To be done: Records follow. Select each line holding "Професійно".

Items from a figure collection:
>> BEGIN

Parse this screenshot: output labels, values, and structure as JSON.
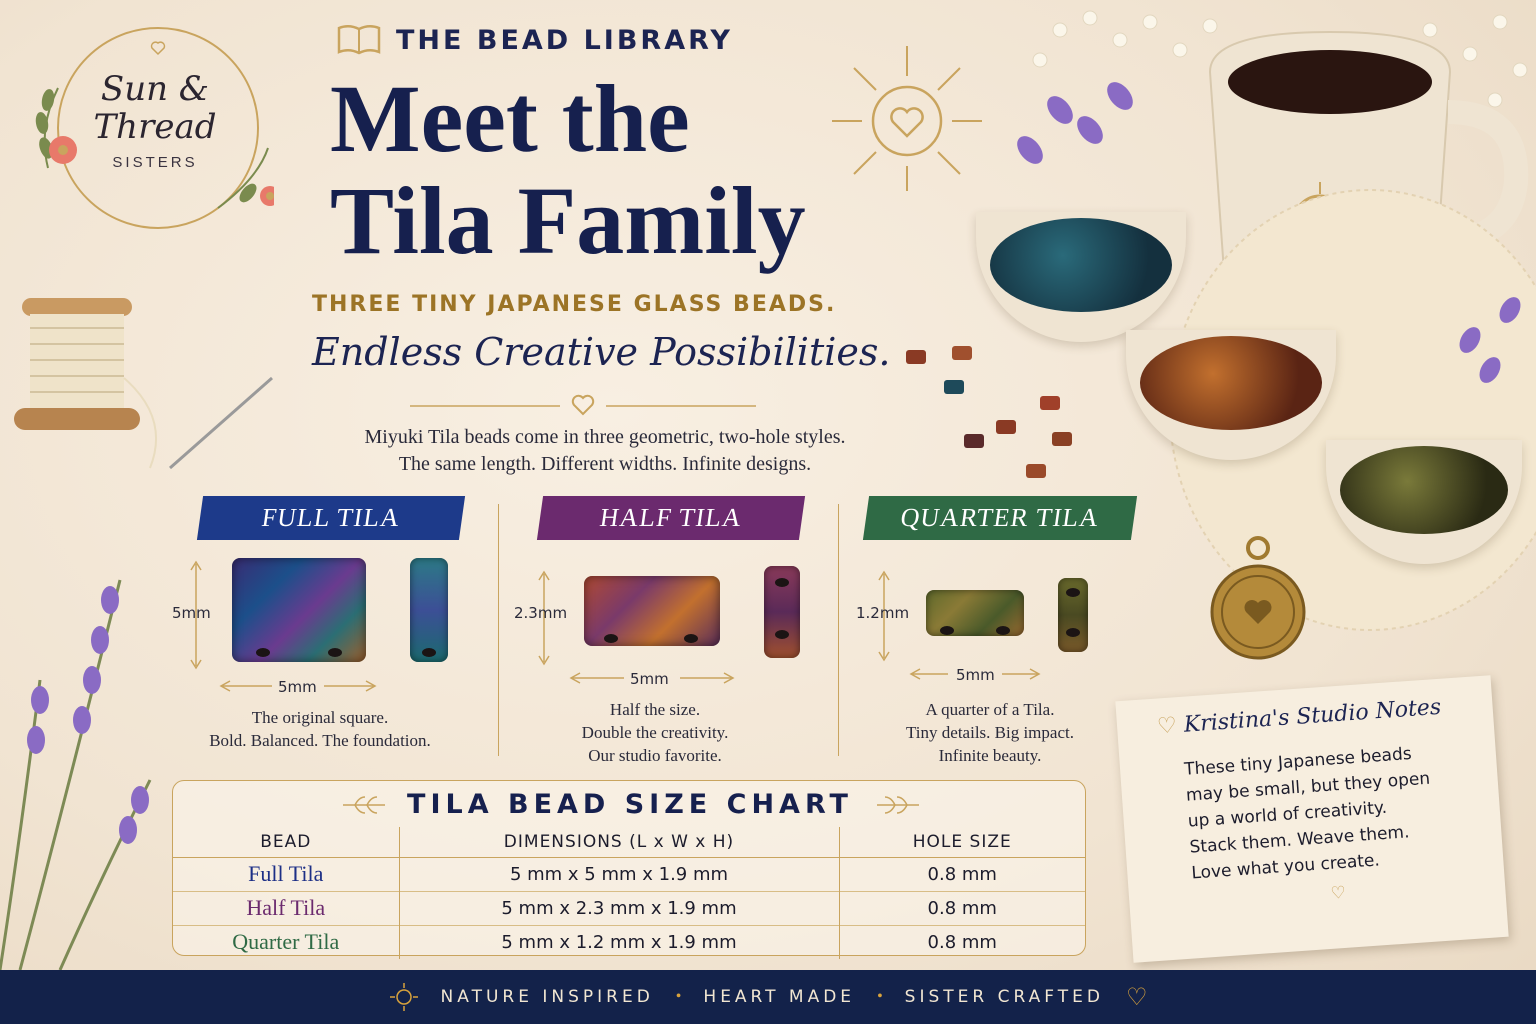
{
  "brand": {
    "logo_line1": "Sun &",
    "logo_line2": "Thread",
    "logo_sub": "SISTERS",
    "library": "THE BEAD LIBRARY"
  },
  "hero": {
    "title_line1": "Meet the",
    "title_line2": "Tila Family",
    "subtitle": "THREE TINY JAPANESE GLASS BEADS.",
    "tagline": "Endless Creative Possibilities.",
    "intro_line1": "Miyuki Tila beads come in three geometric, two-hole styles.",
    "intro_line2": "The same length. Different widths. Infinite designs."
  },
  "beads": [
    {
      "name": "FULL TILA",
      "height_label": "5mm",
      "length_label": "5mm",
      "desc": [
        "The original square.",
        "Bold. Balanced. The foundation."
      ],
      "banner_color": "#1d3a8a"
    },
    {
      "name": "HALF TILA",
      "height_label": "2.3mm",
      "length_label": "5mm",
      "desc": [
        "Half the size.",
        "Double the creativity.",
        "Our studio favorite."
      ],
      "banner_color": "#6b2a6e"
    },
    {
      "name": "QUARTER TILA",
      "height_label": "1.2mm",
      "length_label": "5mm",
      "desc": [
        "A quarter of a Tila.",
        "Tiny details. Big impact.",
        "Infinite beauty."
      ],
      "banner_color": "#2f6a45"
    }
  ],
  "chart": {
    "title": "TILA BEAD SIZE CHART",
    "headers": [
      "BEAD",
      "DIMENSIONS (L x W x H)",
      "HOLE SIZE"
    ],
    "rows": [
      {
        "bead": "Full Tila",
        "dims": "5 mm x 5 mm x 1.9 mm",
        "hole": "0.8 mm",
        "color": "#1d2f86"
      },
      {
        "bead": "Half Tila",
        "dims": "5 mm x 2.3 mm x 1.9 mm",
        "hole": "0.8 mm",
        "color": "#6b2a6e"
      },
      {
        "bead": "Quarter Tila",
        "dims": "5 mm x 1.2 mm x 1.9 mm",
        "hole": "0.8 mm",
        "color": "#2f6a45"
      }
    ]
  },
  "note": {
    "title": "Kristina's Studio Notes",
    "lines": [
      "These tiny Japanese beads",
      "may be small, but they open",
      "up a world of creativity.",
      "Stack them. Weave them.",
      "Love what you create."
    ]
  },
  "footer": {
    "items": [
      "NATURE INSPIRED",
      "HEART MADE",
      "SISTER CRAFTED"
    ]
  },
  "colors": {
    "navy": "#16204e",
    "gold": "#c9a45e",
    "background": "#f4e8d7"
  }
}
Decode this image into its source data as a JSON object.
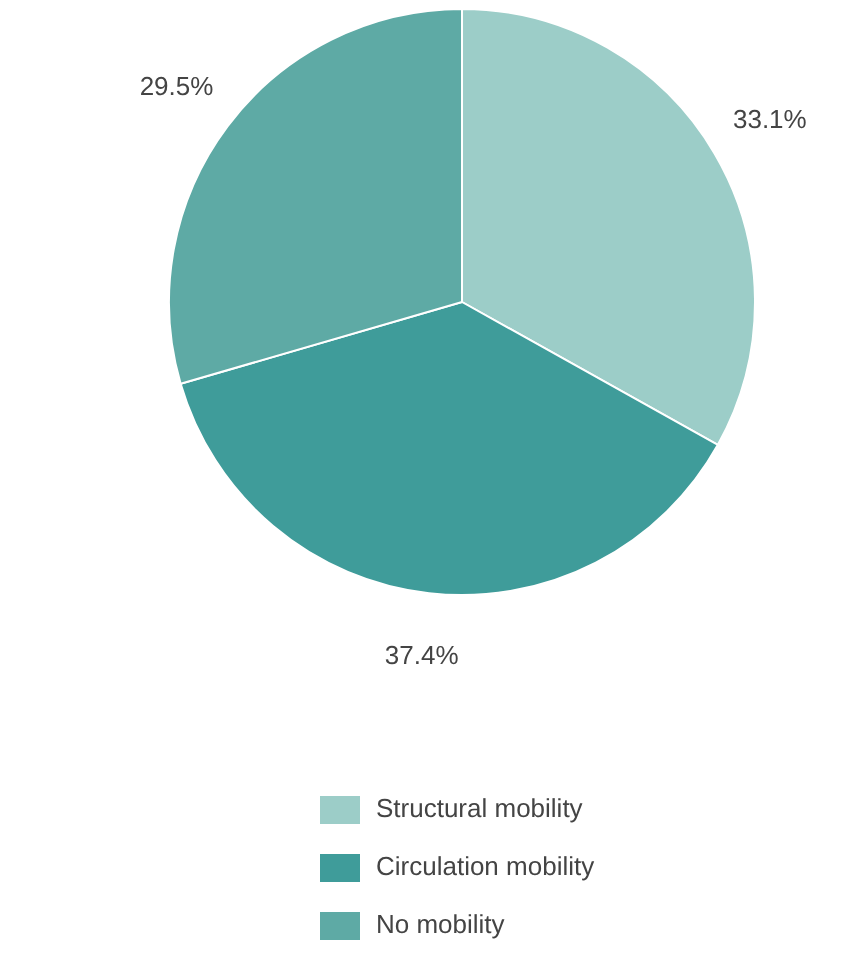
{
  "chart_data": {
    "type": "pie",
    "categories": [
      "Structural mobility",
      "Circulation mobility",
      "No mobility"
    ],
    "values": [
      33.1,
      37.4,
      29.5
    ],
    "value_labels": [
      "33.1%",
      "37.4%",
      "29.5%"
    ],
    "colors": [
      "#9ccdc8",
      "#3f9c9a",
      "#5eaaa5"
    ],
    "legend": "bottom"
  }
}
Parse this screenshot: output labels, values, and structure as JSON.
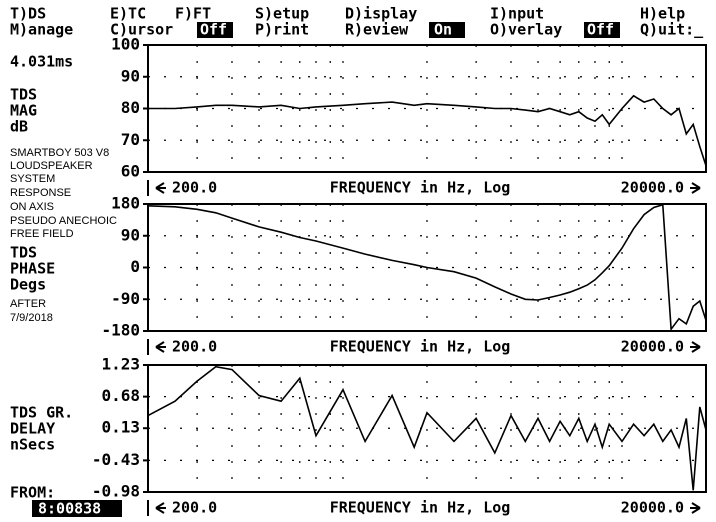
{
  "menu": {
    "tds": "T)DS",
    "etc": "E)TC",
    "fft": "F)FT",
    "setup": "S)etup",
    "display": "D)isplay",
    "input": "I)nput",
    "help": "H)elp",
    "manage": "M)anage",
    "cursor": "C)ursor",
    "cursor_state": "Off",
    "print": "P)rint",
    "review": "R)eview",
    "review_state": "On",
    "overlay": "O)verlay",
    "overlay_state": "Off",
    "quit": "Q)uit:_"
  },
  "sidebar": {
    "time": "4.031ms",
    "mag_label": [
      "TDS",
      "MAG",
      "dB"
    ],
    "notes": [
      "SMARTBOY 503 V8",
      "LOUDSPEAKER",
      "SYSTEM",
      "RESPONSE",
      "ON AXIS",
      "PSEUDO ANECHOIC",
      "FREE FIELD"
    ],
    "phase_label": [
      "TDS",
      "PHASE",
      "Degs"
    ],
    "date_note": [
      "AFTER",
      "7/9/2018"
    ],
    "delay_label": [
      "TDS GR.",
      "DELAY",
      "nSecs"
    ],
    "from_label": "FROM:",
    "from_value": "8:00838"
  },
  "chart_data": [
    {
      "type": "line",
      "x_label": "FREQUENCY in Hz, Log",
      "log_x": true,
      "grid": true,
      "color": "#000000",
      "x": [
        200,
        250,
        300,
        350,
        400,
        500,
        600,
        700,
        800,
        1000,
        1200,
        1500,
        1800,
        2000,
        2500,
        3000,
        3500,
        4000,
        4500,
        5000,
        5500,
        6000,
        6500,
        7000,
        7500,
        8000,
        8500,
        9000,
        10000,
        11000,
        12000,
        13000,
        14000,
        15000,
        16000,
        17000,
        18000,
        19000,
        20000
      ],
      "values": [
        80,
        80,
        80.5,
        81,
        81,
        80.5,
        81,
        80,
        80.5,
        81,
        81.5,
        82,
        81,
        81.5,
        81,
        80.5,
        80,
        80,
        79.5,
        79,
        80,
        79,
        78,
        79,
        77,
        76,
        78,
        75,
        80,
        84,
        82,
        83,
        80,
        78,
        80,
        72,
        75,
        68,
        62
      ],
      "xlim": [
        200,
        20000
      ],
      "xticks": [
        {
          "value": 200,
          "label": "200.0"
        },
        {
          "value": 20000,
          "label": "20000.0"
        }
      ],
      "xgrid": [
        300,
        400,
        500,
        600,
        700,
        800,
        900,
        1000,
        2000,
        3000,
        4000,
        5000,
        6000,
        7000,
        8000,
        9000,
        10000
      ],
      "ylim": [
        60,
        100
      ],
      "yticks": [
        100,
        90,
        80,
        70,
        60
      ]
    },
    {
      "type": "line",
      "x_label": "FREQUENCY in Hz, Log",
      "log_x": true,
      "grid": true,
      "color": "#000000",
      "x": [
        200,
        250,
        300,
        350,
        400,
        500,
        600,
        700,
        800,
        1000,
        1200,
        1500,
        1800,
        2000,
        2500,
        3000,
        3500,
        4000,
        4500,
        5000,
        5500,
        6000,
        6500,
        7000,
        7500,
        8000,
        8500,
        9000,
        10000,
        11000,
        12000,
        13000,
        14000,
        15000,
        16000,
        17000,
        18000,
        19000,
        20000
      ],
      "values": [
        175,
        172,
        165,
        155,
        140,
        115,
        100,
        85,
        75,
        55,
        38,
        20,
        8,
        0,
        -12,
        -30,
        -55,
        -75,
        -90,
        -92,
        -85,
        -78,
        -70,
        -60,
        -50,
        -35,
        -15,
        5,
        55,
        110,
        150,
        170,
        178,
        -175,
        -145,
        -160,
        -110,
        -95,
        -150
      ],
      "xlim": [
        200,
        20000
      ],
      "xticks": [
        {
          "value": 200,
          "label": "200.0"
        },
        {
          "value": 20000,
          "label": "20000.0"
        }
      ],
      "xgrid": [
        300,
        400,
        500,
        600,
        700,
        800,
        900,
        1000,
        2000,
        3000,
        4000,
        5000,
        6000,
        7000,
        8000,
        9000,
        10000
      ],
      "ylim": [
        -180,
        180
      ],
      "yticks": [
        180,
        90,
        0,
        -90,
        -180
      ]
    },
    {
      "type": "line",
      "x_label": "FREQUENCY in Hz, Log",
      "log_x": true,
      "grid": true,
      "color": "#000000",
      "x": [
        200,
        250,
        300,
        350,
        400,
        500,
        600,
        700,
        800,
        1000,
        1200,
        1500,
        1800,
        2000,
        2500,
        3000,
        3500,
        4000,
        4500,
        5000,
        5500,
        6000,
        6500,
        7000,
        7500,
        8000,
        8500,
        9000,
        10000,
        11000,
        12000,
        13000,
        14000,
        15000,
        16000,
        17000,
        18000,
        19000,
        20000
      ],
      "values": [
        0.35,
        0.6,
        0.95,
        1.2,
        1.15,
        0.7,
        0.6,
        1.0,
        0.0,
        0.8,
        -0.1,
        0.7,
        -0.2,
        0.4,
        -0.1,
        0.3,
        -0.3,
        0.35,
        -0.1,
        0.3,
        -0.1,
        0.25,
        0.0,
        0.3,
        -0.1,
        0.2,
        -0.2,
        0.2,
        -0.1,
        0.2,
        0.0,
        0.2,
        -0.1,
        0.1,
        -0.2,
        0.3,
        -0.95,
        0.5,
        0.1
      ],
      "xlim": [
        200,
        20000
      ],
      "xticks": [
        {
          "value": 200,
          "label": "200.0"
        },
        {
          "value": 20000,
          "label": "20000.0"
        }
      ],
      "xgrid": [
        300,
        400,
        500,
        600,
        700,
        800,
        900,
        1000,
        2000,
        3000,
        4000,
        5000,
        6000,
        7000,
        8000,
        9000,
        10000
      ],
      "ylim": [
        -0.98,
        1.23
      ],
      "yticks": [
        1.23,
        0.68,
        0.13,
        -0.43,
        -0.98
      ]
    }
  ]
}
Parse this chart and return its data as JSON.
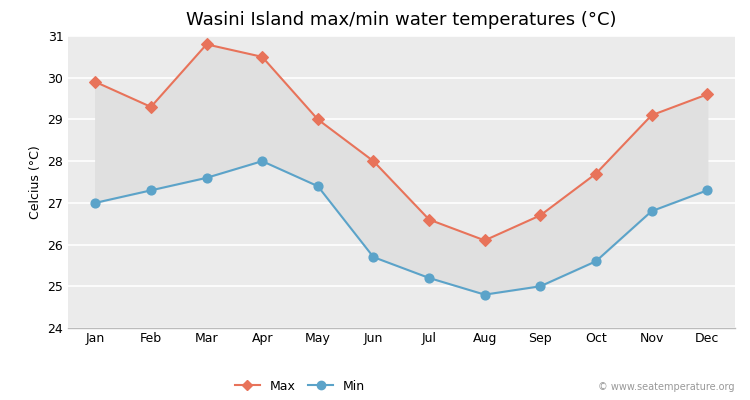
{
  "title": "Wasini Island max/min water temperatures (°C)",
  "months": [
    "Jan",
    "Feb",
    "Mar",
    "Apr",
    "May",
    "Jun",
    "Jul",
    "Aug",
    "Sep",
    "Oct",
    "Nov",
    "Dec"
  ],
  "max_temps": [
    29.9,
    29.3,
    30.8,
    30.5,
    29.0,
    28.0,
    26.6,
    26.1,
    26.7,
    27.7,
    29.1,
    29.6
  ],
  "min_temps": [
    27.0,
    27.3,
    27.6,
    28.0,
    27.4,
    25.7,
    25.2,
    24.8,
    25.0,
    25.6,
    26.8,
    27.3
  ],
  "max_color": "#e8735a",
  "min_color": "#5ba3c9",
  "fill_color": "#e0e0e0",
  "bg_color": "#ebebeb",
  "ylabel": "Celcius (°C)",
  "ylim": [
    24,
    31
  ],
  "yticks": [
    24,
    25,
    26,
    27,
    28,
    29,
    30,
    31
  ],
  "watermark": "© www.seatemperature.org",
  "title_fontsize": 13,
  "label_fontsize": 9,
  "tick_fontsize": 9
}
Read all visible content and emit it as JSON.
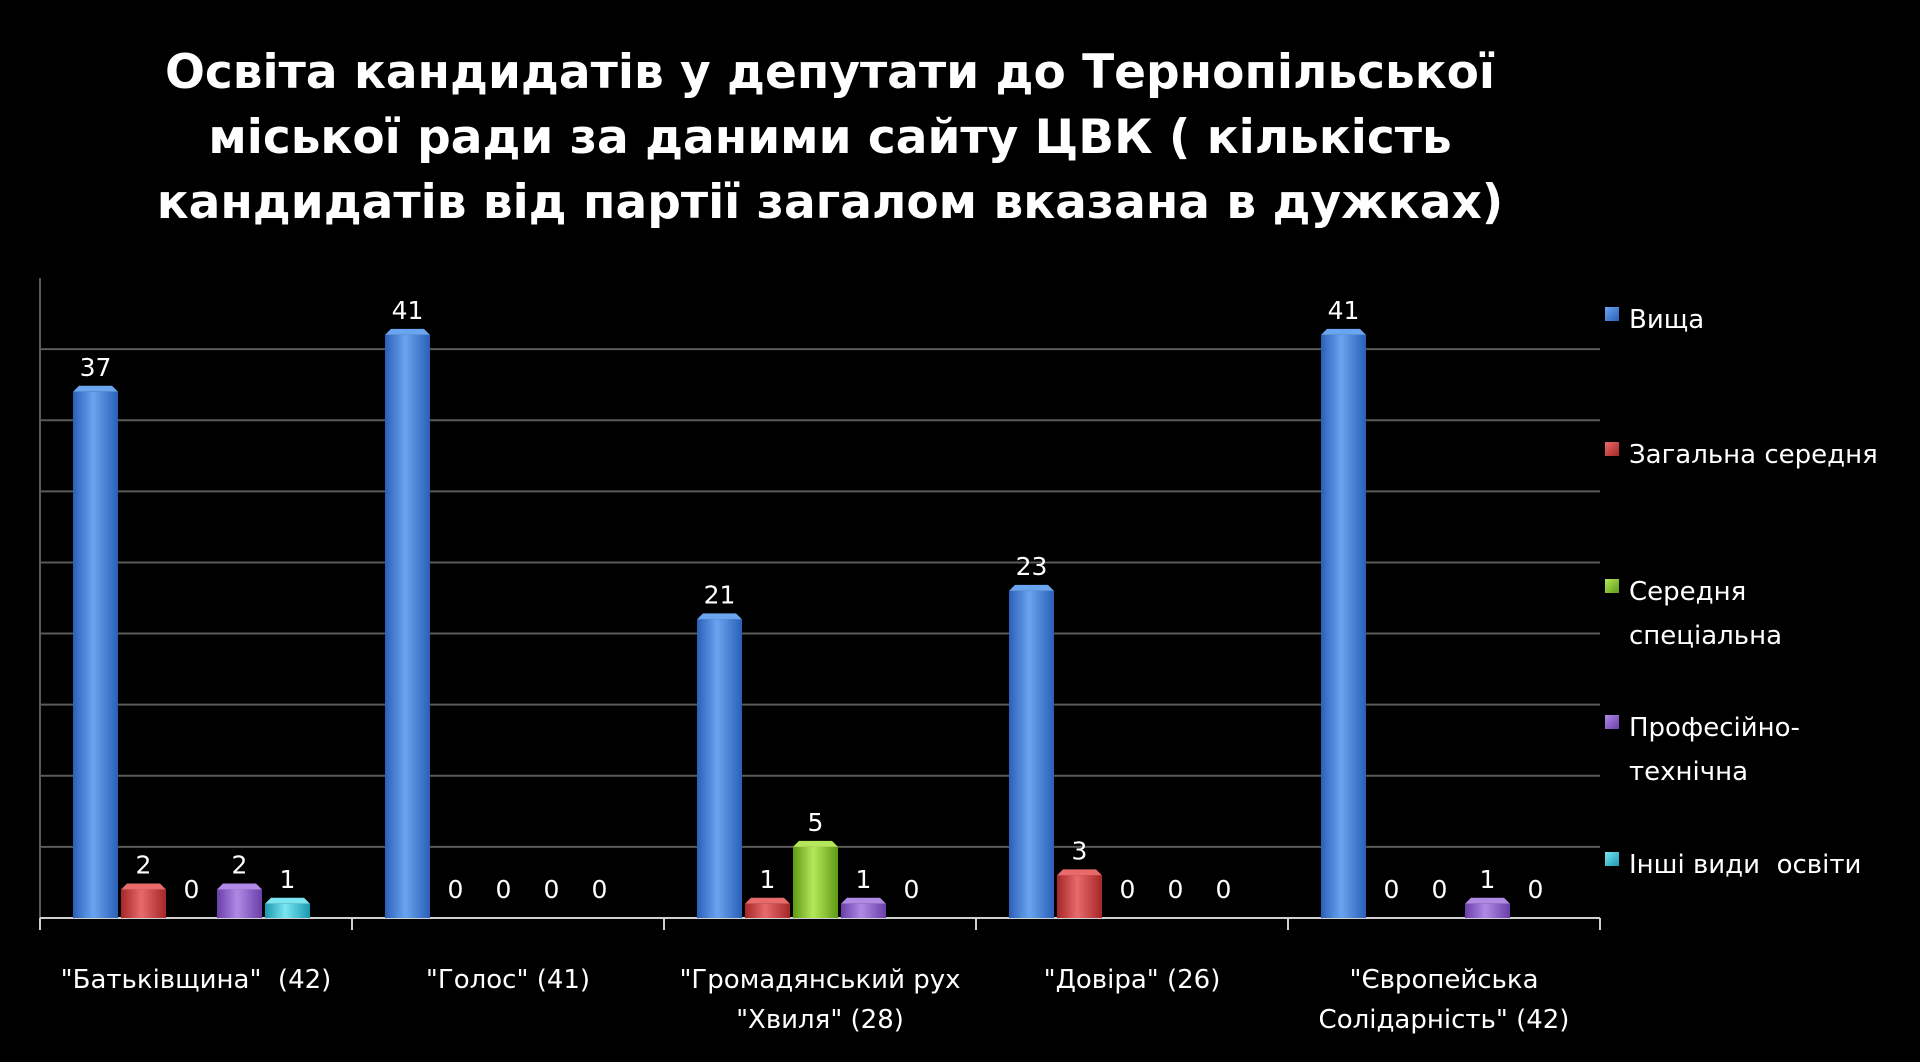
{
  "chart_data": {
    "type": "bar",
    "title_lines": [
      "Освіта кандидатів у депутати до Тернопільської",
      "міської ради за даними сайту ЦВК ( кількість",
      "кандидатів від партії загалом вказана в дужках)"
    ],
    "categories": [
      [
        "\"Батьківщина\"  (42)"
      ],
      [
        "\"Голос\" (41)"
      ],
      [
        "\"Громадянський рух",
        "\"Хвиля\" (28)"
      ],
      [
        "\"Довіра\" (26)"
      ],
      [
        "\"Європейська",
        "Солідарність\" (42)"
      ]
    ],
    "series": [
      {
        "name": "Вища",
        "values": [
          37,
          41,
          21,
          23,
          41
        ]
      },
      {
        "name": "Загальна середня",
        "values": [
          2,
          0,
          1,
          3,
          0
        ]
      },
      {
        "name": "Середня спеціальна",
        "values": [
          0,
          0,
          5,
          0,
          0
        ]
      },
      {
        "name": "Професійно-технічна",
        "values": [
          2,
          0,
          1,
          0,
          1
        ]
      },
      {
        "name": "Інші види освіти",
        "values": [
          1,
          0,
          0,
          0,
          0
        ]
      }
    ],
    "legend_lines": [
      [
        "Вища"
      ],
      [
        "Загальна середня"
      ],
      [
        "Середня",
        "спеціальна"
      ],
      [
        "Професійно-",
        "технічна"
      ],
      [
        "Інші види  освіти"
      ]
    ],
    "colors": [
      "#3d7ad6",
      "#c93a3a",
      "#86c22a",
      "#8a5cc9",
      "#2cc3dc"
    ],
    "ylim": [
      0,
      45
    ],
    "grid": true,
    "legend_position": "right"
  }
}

>> END

Result of this exercise:
        "name": "Професійно-технічна",
        "Професійно-",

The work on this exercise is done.